Task objective :: Set down all of the data exactly as it appears.

Source material ::

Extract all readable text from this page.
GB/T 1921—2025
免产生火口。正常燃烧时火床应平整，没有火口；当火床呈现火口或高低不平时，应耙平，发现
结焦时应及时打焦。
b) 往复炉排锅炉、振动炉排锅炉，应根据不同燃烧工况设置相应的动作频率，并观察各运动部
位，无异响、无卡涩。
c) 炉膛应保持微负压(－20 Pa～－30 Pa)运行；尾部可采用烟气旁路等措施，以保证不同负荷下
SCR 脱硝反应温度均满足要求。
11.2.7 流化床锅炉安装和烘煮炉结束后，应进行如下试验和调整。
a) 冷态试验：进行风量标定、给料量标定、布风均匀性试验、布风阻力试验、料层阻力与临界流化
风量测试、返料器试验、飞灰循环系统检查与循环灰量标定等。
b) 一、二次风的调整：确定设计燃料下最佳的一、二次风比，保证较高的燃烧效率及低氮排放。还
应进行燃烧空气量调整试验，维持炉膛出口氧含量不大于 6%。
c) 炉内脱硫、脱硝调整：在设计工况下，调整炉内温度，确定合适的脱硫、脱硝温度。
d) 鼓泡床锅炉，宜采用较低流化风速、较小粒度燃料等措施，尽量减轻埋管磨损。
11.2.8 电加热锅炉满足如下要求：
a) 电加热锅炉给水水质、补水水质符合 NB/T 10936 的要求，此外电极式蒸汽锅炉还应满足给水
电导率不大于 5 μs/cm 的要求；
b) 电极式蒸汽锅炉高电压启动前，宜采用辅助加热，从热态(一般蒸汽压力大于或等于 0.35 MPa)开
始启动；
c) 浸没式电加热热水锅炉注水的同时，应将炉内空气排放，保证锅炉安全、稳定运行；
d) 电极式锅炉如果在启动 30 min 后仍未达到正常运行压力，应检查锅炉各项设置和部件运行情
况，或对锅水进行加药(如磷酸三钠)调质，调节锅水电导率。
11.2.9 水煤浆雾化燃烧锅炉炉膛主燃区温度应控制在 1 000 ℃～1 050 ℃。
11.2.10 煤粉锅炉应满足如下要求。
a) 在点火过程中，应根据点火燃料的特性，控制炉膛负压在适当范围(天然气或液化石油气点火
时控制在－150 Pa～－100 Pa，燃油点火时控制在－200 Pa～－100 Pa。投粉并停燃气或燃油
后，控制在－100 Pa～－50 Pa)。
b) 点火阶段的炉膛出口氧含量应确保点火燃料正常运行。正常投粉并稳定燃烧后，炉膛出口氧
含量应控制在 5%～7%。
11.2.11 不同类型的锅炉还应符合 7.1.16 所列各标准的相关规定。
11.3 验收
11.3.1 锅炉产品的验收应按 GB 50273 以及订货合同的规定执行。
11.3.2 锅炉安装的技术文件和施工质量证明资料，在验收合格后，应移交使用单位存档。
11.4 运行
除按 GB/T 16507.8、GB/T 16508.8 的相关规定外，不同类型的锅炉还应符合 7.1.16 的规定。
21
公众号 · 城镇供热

Answer to this task ::
Extract all readable text from this page.
GB/T 1921—2025
免产生火口。正常燃烧时火床应平整，没有火口；当火床呈现火口或高低不平时，应耙平，发现
结焦时应及时打焦。
b) 往复炉排锅炉、振动炉排锅炉，应根据不同燃烧工况设置相应的动作频率，并观察各运动部
位，无异响、无卡涩。
c) 炉膛应保持微负压(－20 Pa～－30 Pa)运行；尾部可采用烟气旁路等措施，以保证不同负荷下
SCR 脱硝反应温度均满足要求。
11.2.7 流化床锅炉安装和烘煮炉结束后，应进行如下试验和调整。
a) 冷态试验：进行风量标定、给料量标定、布风均匀性试验、布风阻力试验、料层阻力与临界流化
风量测试、返料器试验、飞灰循环系统检查与循环灰量标定等。
b) 一、二次风的调整：确定设计燃料下最佳的一、二次风比，保证较高的燃烧效率及低氮排放。还
应进行燃烧空气量调整试验，维持炉膛出口氧含量不大于 6%。
c) 炉内脱硫、脱硝调整：在设计工况下，调整炉内温度，确定合适的脱硫、脱硝温度。
d) 鼓泡床锅炉，宜采用较低流化风速、较小粒度燃料等措施，尽量减轻埋管磨损。
11.2.8 电加热锅炉满足如下要求：
a) 电加热锅炉给水水质、补水水质符合 NB/T 10936 的要求，此外电极式蒸汽锅炉还应满足给水
电导率不大于 5 μs/cm 的要求；
b) 电极式蒸汽锅炉高电压启动前，宜采用辅助加热，从热态(一般蒸汽压力大于或等于 0.35 MPa)开
始启动；
c) 浸没式电加热热水锅炉注水的同时，应将炉内空气排放，保证锅炉安全、稳定运行；
d) 电极式锅炉如果在启动 30 min 后仍未达到正常运行压力，应检查锅炉各项设置和部件运行情
况，或对锅水进行加药(如磷酸三钠)调质，调节锅水电导率。
11.2.9 水煤浆雾化燃烧锅炉炉膛主燃区温度应控制在 1 000 ℃～1 050 ℃。
11.2.10 煤粉锅炉应满足如下要求。
a) 在点火过程中，应根据点火燃料的特性，控制炉膛负压在适当范围(天然气或液化石油气点火
时控制在－150 Pa～－100 Pa，燃油点火时控制在－200 Pa～－100 Pa。投粉并停燃气或燃油
后，控制在－100 Pa～－50 Pa)。
b) 点火阶段的炉膛出口氧含量应确保点火燃料正常运行。正常投粉并稳定燃烧后，炉膛出口氧
含量应控制在 5%～7%。
11.2.11 不同类型的锅炉还应符合 7.1.16 所列各标准的相关规定。
11.3 验收
11.3.1 锅炉产品的验收应按 GB 50273 以及订货合同的规定执行。
11.3.2 锅炉安装的技术文件和施工质量证明资料，在验收合格后，应移交使用单位存档。
11.4 运行
除按 GB/T 16507.8、GB/T 16508.8 的相关规定外，不同类型的锅炉还应符合 7.1.16 的规定。
21
公众号 · 城镇供热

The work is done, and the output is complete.